Instructions to follow: Repeat the material exactly, leaving nothing out.

## Start Given records

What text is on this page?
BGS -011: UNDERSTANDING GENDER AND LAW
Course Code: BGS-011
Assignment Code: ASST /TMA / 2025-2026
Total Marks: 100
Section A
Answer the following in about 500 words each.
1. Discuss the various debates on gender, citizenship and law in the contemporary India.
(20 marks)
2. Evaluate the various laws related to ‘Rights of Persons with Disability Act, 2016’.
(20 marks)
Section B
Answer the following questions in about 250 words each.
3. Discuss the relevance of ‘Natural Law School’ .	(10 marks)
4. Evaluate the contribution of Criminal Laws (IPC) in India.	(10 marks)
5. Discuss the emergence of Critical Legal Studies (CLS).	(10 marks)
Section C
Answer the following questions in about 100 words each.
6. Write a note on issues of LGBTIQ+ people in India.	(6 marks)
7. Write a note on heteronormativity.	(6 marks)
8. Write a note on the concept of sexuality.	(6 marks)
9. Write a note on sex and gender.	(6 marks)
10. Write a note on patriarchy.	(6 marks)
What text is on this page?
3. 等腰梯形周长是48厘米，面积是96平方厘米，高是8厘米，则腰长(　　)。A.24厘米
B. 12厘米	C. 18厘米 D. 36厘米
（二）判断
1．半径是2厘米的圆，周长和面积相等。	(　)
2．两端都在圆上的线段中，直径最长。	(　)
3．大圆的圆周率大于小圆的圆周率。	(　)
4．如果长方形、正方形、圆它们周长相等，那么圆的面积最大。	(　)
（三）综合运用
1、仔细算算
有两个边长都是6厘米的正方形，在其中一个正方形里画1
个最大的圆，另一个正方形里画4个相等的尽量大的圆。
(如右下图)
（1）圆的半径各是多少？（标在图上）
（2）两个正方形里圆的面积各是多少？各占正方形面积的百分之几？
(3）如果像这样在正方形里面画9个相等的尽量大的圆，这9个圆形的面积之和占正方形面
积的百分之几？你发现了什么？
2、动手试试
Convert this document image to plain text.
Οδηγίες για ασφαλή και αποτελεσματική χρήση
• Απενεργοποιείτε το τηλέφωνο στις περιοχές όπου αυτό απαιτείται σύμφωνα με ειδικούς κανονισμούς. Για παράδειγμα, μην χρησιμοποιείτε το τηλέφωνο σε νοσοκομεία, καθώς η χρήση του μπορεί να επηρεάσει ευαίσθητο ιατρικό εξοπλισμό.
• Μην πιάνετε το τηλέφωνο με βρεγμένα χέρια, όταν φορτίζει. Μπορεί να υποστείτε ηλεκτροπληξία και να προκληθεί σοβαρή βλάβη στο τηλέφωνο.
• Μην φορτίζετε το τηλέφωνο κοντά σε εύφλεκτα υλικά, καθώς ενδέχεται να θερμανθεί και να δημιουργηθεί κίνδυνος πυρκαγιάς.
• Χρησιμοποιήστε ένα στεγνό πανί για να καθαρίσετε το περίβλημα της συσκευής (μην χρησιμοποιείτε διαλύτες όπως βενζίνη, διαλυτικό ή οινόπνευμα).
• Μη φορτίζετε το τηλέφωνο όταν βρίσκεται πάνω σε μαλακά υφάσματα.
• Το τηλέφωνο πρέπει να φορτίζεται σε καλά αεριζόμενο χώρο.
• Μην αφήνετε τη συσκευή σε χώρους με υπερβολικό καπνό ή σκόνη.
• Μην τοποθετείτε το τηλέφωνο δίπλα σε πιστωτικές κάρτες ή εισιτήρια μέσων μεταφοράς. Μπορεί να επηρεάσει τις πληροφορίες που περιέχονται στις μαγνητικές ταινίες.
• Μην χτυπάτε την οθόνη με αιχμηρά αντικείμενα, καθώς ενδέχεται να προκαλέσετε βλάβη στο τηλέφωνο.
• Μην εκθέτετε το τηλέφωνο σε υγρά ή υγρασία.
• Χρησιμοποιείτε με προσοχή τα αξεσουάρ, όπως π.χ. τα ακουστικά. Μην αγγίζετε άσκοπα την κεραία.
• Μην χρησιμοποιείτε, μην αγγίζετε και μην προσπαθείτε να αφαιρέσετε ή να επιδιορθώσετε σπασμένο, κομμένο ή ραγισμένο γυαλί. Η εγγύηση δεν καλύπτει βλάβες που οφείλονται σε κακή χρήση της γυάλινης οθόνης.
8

## End Given records

Reply:
What text is on this page?
BGS -011: UNDERSTANDING GENDER AND LAW
Course Code: BGS-011
Assignment Code: ASST /TMA / 2025-2026
Total Marks: 100
Section A
Answer the following in about 500 words each.
1. Discuss the various debates on gender, citizenship and law in the contemporary India.
(20 marks)
2. Evaluate the various laws related to ‘Rights of Persons with Disability Act, 2016’.
(20 marks)
Section B
Answer the following questions in about 250 words each.
3. Discuss the relevance of ‘Natural Law School’ .	(10 marks)
4. Evaluate the contribution of Criminal Laws (IPC) in India.	(10 marks)
5. Discuss the emergence of Critical Legal Studies (CLS).	(10 marks)
Section C
Answer the following questions in about 100 words each.
6. Write a note on issues of LGBTIQ+ people in India.	(6 marks)
7. Write a note on heteronormativity.	(6 marks)
8. Write a note on the concept of sexuality.	(6 marks)
9. Write a note on sex and gender.	(6 marks)
10. Write a note on patriarchy.	(6 marks)
What text is on this page?
3. 等腰梯形周长是48厘米，面积是96平方厘米，高是8厘米，则腰长(　　)。A.24厘米
B. 12厘米	C. 18厘米 D. 36厘米
（二）判断
1．半径是2厘米的圆，周长和面积相等。	(　)
2．两端都在圆上的线段中，直径最长。	(　)
3．大圆的圆周率大于小圆的圆周率。	(　)
4．如果长方形、正方形、圆它们周长相等，那么圆的面积最大。	(　)
（三）综合运用
1、仔细算算
有两个边长都是6厘米的正方形，在其中一个正方形里画1
个最大的圆，另一个正方形里画4个相等的尽量大的圆。
(如右下图)
（1）圆的半径各是多少？（标在图上）
（2）两个正方形里圆的面积各是多少？各占正方形面积的百分之几？
(3）如果像这样在正方形里面画9个相等的尽量大的圆，这9个圆形的面积之和占正方形面
积的百分之几？你发现了什么？
2、动手试试
Convert this document image to plain text.
Οδηγίες για ασφαλή και αποτελεσματική χρήση
• Απενεργοποιείτε το τηλέφωνο στις περιοχές όπου αυτό απαιτείται σύμφωνα με ειδικούς κανονισμούς. Για παράδειγμα, μην χρησιμοποιείτε το τηλέφωνο σε νοσοκομεία, καθώς η χρήση του μπορεί να επηρεάσει ευαίσθητο ιατρικό εξοπλισμό.
• Μην πιάνετε το τηλέφωνο με βρεγμένα χέρια, όταν φορτίζει. Μπορεί να υποστείτε ηλεκτροπληξία και να προκληθεί σοβαρή βλάβη στο τηλέφωνο.
• Μην φορτίζετε το τηλέφωνο κοντά σε εύφλεκτα υλικά, καθώς ενδέχεται να θερμανθεί και να δημιουργηθεί κίνδυνος πυρκαγιάς.
• Χρησιμοποιήστε ένα στεγνό πανί για να καθαρίσετε το περίβλημα της συσκευής (μην χρησιμοποιείτε διαλύτες όπως βενζίνη, διαλυτικό ή οινόπνευμα).
• Μη φορτίζετε το τηλέφωνο όταν βρίσκεται πάνω σε μαλακά υφάσματα.
• Το τηλέφωνο πρέπει να φορτίζεται σε καλά αεριζόμενο χώρο.
• Μην αφήνετε τη συσκευή σε χώρους με υπερβολικό καπνό ή σκόνη.
• Μην τοποθετείτε το τηλέφωνο δίπλα σε πιστωτικές κάρτες ή εισιτήρια μέσων μεταφοράς. Μπορεί να επηρεάσει τις πληροφορίες που περιέχονται στις μαγνητικές ταινίες.
• Μην χτυπάτε την οθόνη με αιχμηρά αντικείμενα, καθώς ενδέχεται να προκαλέσετε βλάβη στο τηλέφωνο.
• Μην εκθέτετε το τηλέφωνο σε υγρά ή υγρασία.
• Χρησιμοποιείτε με προσοχή τα αξεσουάρ, όπως π.χ. τα ακουστικά. Μην αγγίζετε άσκοπα την κεραία.
• Μην χρησιμοποιείτε, μην αγγίζετε και μην προσπαθείτε να αφαιρέσετε ή να επιδιορθώσετε σπασμένο, κομμένο ή ραγισμένο γυαλί. Η εγγύηση δεν καλύπτει βλάβες που οφείλονται σε κακή χρήση της γυάλινης οθόνης.
8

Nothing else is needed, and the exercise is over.